* **Task statement**
Each entry below is to be written out exactly, and the pictures are to be left out.

* **Given entries**
::::
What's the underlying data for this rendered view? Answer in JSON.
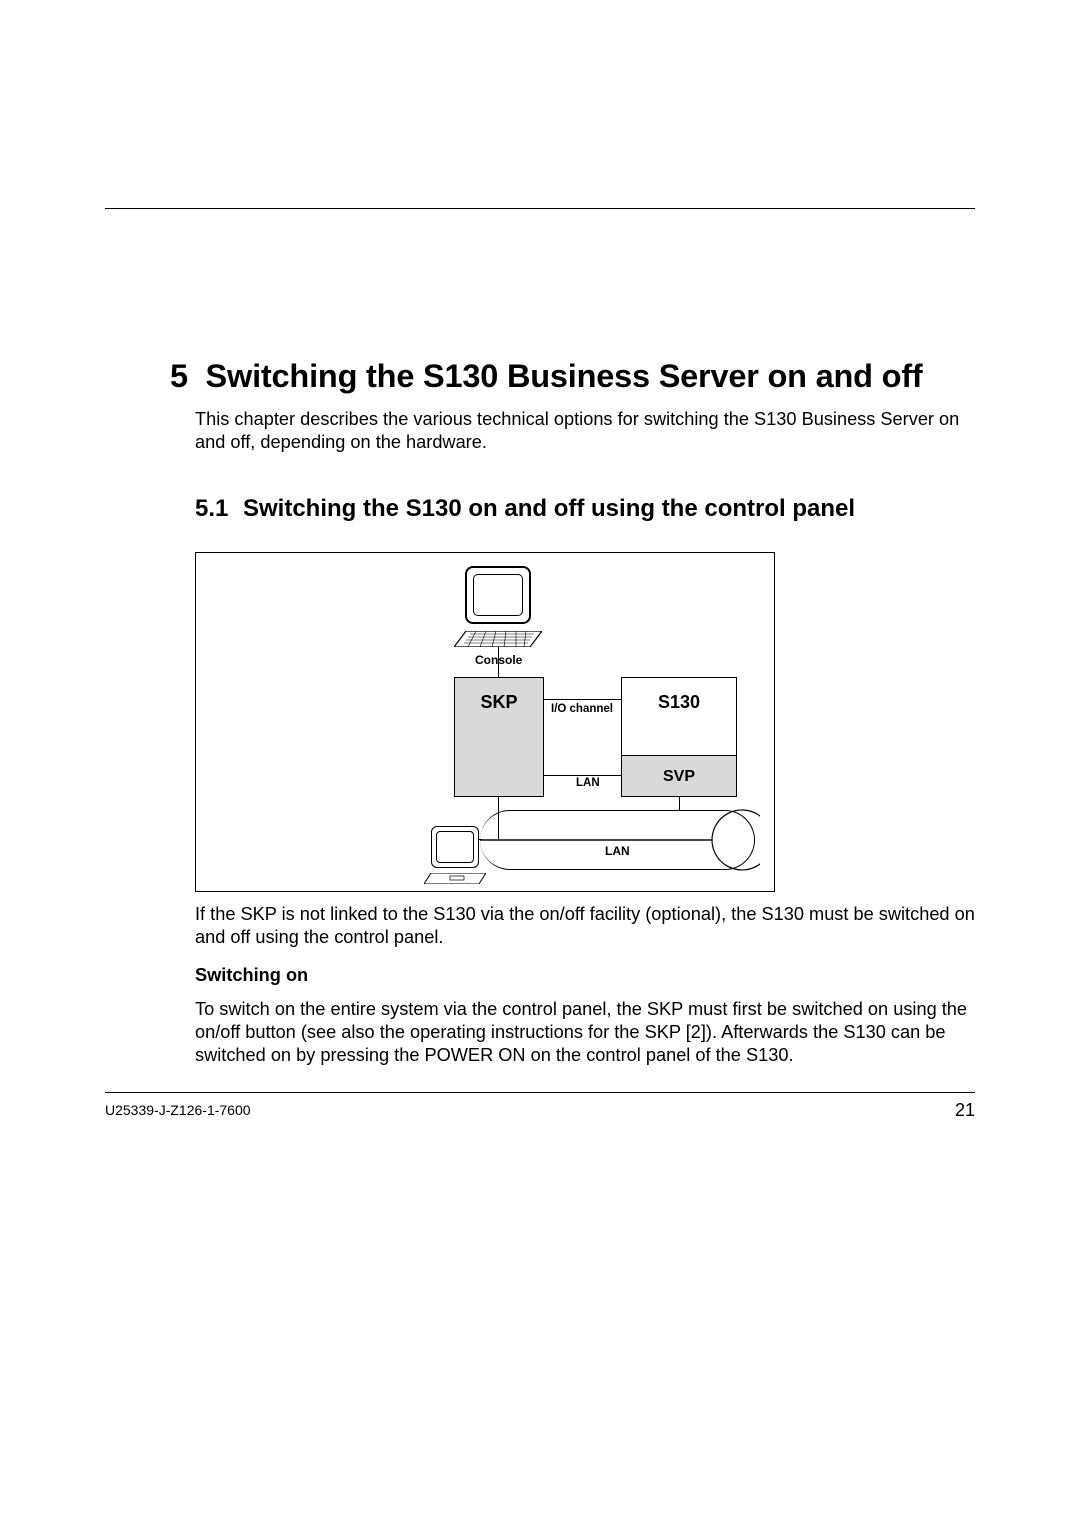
{
  "chapter": {
    "number": "5",
    "title": "Switching the S130 Business Server on and off"
  },
  "intro": "This chapter describes the various technical options for switching the S130 Business Server on and off, depending on the hardware.",
  "section": {
    "number": "5.1",
    "title": "Switching the S130 on and off using the control panel"
  },
  "diagram": {
    "console_label": "Console",
    "skp": "SKP",
    "s130": "S130",
    "svp": "SVP",
    "io_channel": "I/O channel",
    "lan1": "LAN",
    "lan2": "LAN"
  },
  "after_diagram": "If the SKP is not linked to the S130 via the on/off facility (optional), the S130 must be switched on and off using the control panel.",
  "switching_on": {
    "heading": "Switching on",
    "body": "To switch on the entire system via the control panel, the SKP must first be switched on using the on/off button (see also the operating instructions for the SKP [2]). Afterwards the S130 can be switched on by pressing the POWER ON on the control panel of the S130."
  },
  "footer": {
    "left": "U25339-J-Z126-1-7600",
    "right": "21"
  }
}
::::
* **Result**
What's the underlying data for this rendered view? Answer in JSON.
{
  "chapter": {
    "number": "5",
    "title": "Switching the S130 Business Server on and off"
  },
  "intro": "This chapter describes the various technical options for switching the S130 Business Server on and off, depending on the hardware.",
  "section": {
    "number": "5.1",
    "title": "Switching the S130 on and off using the control panel"
  },
  "diagram": {
    "console_label": "Console",
    "skp": "SKP",
    "s130": "S130",
    "svp": "SVP",
    "io_channel": "I/O channel",
    "lan1": "LAN",
    "lan2": "LAN"
  },
  "after_diagram": "If the SKP is not linked to the S130 via the on/off facility (optional), the S130 must be switched on and off using the control panel.",
  "switching_on": {
    "heading": "Switching on",
    "body": "To switch on the entire system via the control panel, the SKP must first be switched on using the on/off button (see also the operating instructions for the SKP [2]). Afterwards the S130 can be switched on by pressing the POWER ON on the control panel of the S130."
  },
  "footer": {
    "left": "U25339-J-Z126-1-7600",
    "right": "21"
  }
}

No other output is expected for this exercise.